- **Task to carry out**
Give every entry again, word for word and in full.
##### Input rows
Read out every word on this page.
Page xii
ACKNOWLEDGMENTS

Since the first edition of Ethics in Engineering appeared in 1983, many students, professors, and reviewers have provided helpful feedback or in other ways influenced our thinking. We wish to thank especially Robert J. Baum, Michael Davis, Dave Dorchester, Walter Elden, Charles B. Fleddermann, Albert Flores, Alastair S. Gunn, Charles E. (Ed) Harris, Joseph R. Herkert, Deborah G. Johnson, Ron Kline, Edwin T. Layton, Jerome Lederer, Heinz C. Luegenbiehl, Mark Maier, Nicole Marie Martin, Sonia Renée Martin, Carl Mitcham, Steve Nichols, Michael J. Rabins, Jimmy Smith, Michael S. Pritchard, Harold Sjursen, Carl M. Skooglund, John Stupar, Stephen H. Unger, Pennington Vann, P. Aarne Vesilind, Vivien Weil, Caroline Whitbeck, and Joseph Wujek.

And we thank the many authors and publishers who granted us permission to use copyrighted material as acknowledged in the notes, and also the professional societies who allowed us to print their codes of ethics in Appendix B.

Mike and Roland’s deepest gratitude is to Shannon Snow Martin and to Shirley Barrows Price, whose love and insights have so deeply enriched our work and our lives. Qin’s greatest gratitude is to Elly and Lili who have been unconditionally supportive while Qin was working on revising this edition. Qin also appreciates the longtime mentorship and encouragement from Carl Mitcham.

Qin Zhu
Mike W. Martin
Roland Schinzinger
##########
- **Answer**
Read out every word on this page.
Page xii
ACKNOWLEDGMENTS

Since the first edition of Ethics in Engineering appeared in 1983, many students, professors, and reviewers have provided helpful feedback or in other ways influenced our thinking. We wish to thank especially Robert J. Baum, Michael Davis, Dave Dorchester, Walter Elden, Charles B. Fleddermann, Albert Flores, Alastair S. Gunn, Charles E. (Ed) Harris, Joseph R. Herkert, Deborah G. Johnson, Ron Kline, Edwin T. Layton, Jerome Lederer, Heinz C. Luegenbiehl, Mark Maier, Nicole Marie Martin, Sonia Renée Martin, Carl Mitcham, Steve Nichols, Michael J. Rabins, Jimmy Smith, Michael S. Pritchard, Harold Sjursen, Carl M. Skooglund, John Stupar, Stephen H. Unger, Pennington Vann, P. Aarne Vesilind, Vivien Weil, Caroline Whitbeck, and Joseph Wujek.

And we thank the many authors and publishers who granted us permission to use copyrighted material as acknowledged in the notes, and also the professional societies who allowed us to print their codes of ethics in Appendix B.

Mike and Roland’s deepest gratitude is to Shannon Snow Martin and to Shirley Barrows Price, whose love and insights have so deeply enriched our work and our lives. Qin’s greatest gratitude is to Elly and Lili who have been unconditionally supportive while Qin was working on revising this edition. Qin also appreciates the longtime mentorship and encouragement from Carl Mitcham.

Qin Zhu
Mike W. Martin
Roland Schinzinger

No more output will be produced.